## [TASK PROMPT]
Return exactly the lines from the one containing "Extract the structured" through the last line of the records below, both included, and leave out any pictures.

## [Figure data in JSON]
** START **

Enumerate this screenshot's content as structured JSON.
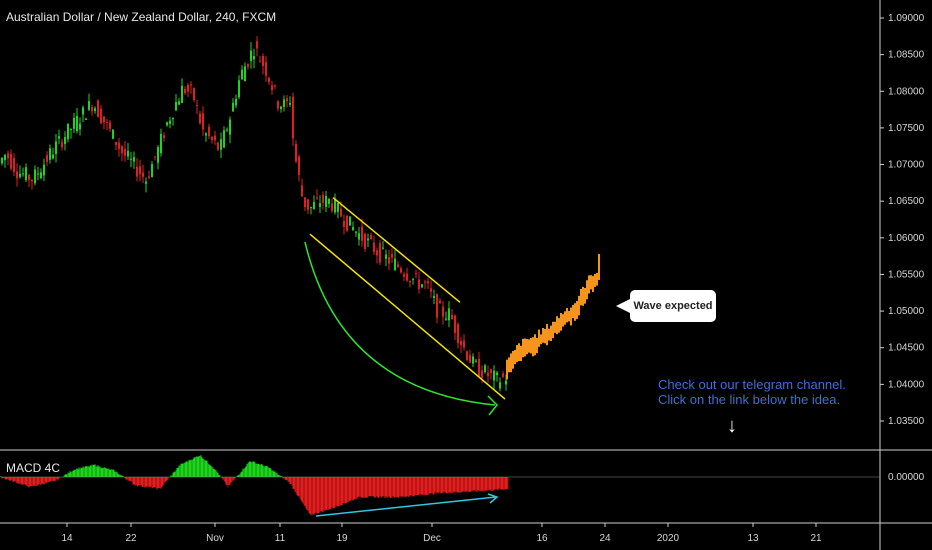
{
  "header": {
    "title": "Australian Dollar / New Zealand Dollar, 240, FXCM"
  },
  "chart_data": {
    "type": "candlestick",
    "title": "Australian Dollar / New Zealand Dollar, 240, FXCM",
    "ylim": [
      1.0335,
      1.0915
    ],
    "y_ticks": [
      "1.09000",
      "1.08500",
      "1.08000",
      "1.07500",
      "1.07000",
      "1.06500",
      "1.06000",
      "1.05500",
      "1.05000",
      "1.04500",
      "1.04000",
      "1.03500"
    ],
    "x_ticks": [
      {
        "label": "14",
        "x": 67
      },
      {
        "label": "22",
        "x": 131
      },
      {
        "label": "Nov",
        "x": 215
      },
      {
        "label": "11",
        "x": 280
      },
      {
        "label": "19",
        "x": 342
      },
      {
        "label": "Dec",
        "x": 432
      },
      {
        "label": "16",
        "x": 542
      },
      {
        "label": "24",
        "x": 605
      },
      {
        "label": "2020",
        "x": 668
      },
      {
        "label": "13",
        "x": 753
      },
      {
        "label": "21",
        "x": 816
      }
    ],
    "price_path": [
      [
        1.07,
        0
      ],
      [
        1.0715,
        8
      ],
      [
        1.069,
        20
      ],
      [
        1.068,
        35
      ],
      [
        1.072,
        55
      ],
      [
        1.0745,
        70
      ],
      [
        1.0785,
        95
      ],
      [
        1.075,
        110
      ],
      [
        1.0715,
        125
      ],
      [
        1.07,
        135
      ],
      [
        1.068,
        148
      ],
      [
        1.072,
        160
      ],
      [
        1.076,
        170
      ],
      [
        1.0805,
        185
      ],
      [
        1.0795,
        195
      ],
      [
        1.0745,
        205
      ],
      [
        1.072,
        222
      ],
      [
        1.0765,
        232
      ],
      [
        1.082,
        242
      ],
      [
        1.086,
        256
      ],
      [
        1.083,
        268
      ],
      [
        1.0785,
        280
      ],
      [
        1.078,
        288
      ],
      [
        1.079,
        292
      ],
      [
        1.072,
        296
      ],
      [
        1.065,
        305
      ],
      [
        1.064,
        312
      ],
      [
        1.065,
        322
      ],
      [
        1.065,
        332
      ],
      [
        1.062,
        350
      ],
      [
        1.0595,
        368
      ],
      [
        1.0575,
        385
      ],
      [
        1.056,
        402
      ],
      [
        1.054,
        418
      ],
      [
        1.0535,
        428
      ],
      [
        1.05,
        440
      ],
      [
        1.0495,
        452
      ],
      [
        1.0455,
        464
      ],
      [
        1.0425,
        476
      ],
      [
        1.0415,
        488
      ],
      [
        1.0405,
        500
      ],
      [
        1.041,
        507
      ]
    ],
    "projection_path": [
      [
        1.042,
        507
      ],
      [
        1.0445,
        520
      ],
      [
        1.0455,
        535
      ],
      [
        1.047,
        550
      ],
      [
        1.049,
        565
      ],
      [
        1.05,
        575
      ],
      [
        1.0525,
        585
      ],
      [
        1.054,
        592
      ],
      [
        1.0545,
        598
      ],
      [
        1.057,
        600
      ]
    ],
    "channel": {
      "upper": [
        [
          1.0655,
          333
        ],
        [
          1.0512,
          460
        ]
      ],
      "lower": [
        [
          1.0605,
          310
        ],
        [
          1.038,
          505
        ]
      ]
    },
    "macd": {
      "label": "MACD 4C",
      "y_tick": "0.00000"
    },
    "colors": {
      "up": "#1fd31f",
      "down": "#e02020",
      "projection": "#f7941d",
      "channel": "#f5e400",
      "arc": "#2ee62e",
      "divergence": "#2ec7e0"
    }
  },
  "callout": {
    "text": "Wave expected"
  },
  "note": {
    "line1": "Check out our telegram channel.",
    "line2": "Click on the link below the idea."
  }
}
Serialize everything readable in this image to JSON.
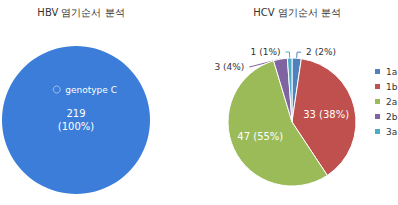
{
  "chart_data": [
    {
      "type": "pie",
      "title": "HBV 염기순서 분석",
      "categories": [
        "genotype C"
      ],
      "values": [
        219
      ],
      "value_labels": [
        "219\n(100%)"
      ],
      "colors": [
        "#3b7dd8"
      ],
      "data_labels": true,
      "legend": "inside"
    },
    {
      "type": "pie",
      "title": "HCV 염기순서 분석",
      "categories": [
        "1a",
        "1b",
        "2a",
        "2b",
        "3a"
      ],
      "values": [
        2,
        33,
        47,
        3,
        1
      ],
      "value_labels": [
        "2 (2%)",
        "33 (38%)",
        "47 (55%)",
        "3 (4%)",
        "1 (1%)"
      ],
      "colors": [
        "#4f81bd",
        "#c0504d",
        "#9bbb59",
        "#8064a2",
        "#4bacc6"
      ],
      "data_labels": true,
      "legend": "right"
    }
  ]
}
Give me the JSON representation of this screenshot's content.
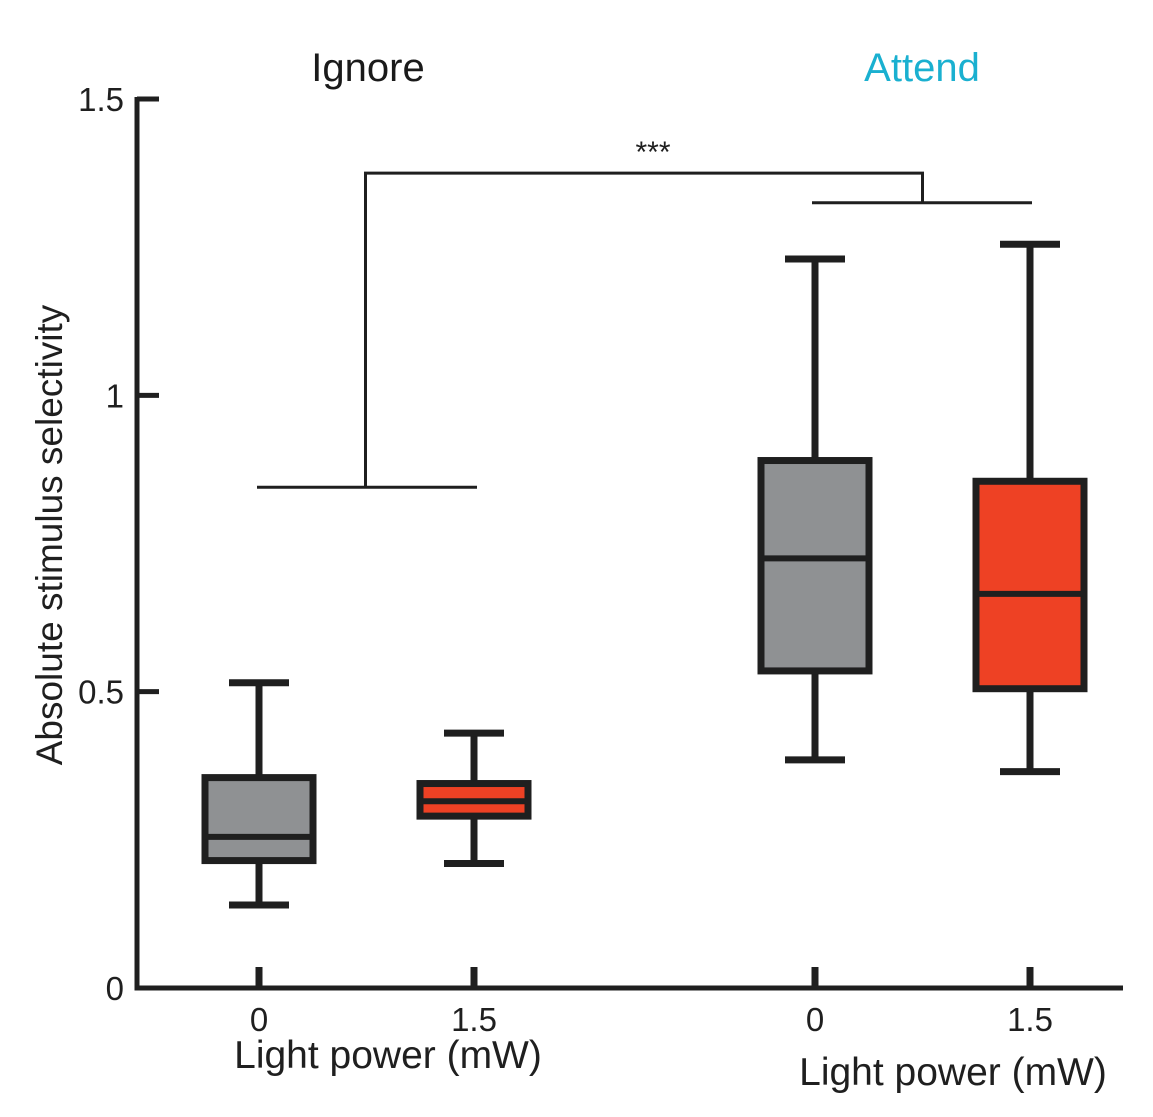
{
  "chart_data": {
    "type": "box",
    "ylabel": "Absolute stimulus selectivity",
    "ylim": [
      0,
      1.5
    ],
    "yticks": [
      {
        "value": 0,
        "label": "0"
      },
      {
        "value": 0.5,
        "label": "0.5"
      },
      {
        "value": 1,
        "label": "1"
      },
      {
        "value": 1.5,
        "label": "1.5"
      }
    ],
    "groups": [
      {
        "label": "Ignore",
        "label_color": "#1a1a1a",
        "xlabel": "Light power (mW)",
        "boxes": [
          {
            "x_label": "0",
            "color": "#8f9193",
            "whisker_low": 0.14,
            "q1": 0.215,
            "median": 0.255,
            "q3": 0.355,
            "whisker_high": 0.515
          },
          {
            "x_label": "1.5",
            "color": "#ee4124",
            "whisker_low": 0.21,
            "q1": 0.29,
            "median": 0.315,
            "q3": 0.345,
            "whisker_high": 0.43
          }
        ]
      },
      {
        "label": "Attend",
        "label_color": "#1ab0d0",
        "xlabel": "Light power (mW)",
        "boxes": [
          {
            "x_label": "0",
            "color": "#8f9193",
            "whisker_low": 0.385,
            "q1": 0.535,
            "median": 0.725,
            "q3": 0.89,
            "whisker_high": 1.23
          },
          {
            "x_label": "1.5",
            "color": "#ee4124",
            "whisker_low": 0.365,
            "q1": 0.505,
            "median": 0.665,
            "q3": 0.855,
            "whisker_high": 1.255
          }
        ]
      }
    ],
    "significance": {
      "label": "***",
      "left_bracket_y": 0.845,
      "right_bracket_y": 1.325,
      "top_y": 1.375
    },
    "grid": false,
    "legend": "none"
  }
}
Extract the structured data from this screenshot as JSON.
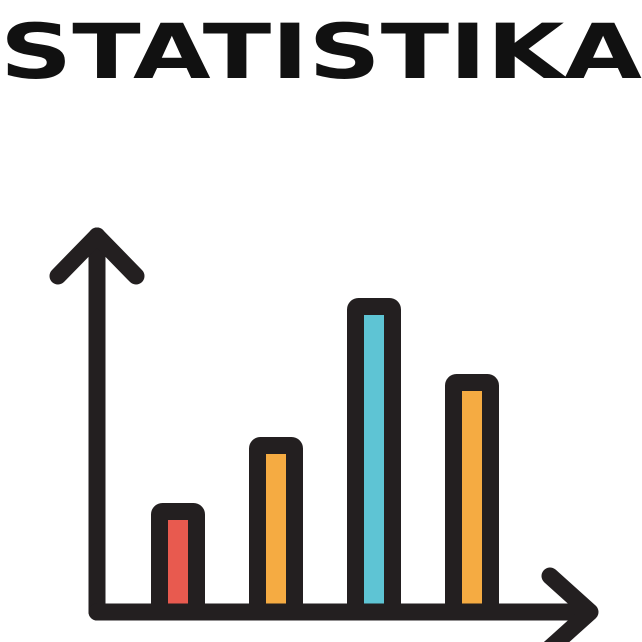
{
  "title": "STATISTIKA",
  "illustration": {
    "icon": "bar-chart-icon",
    "outline_color": "#231f20",
    "bars": [
      {
        "level": 0.33,
        "fill": "#e85a4f"
      },
      {
        "level": 0.53,
        "fill": "#f5ab42"
      },
      {
        "level": 0.95,
        "fill": "#5ec4d4"
      },
      {
        "level": 0.72,
        "fill": "#f5ab42"
      }
    ]
  }
}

** END **

## [RESPONSE]
Extract the structured data from this screenshot as JSON.
{
  "title": "STATISTIKA",
  "illustration": {
    "icon": "bar-chart-icon",
    "outline_color": "#231f20",
    "bars": [
      {
        "level": 0.33,
        "fill": "#e85a4f"
      },
      {
        "level": 0.53,
        "fill": "#f5ab42"
      },
      {
        "level": 0.95,
        "fill": "#5ec4d4"
      },
      {
        "level": 0.72,
        "fill": "#f5ab42"
      }
    ]
  }
}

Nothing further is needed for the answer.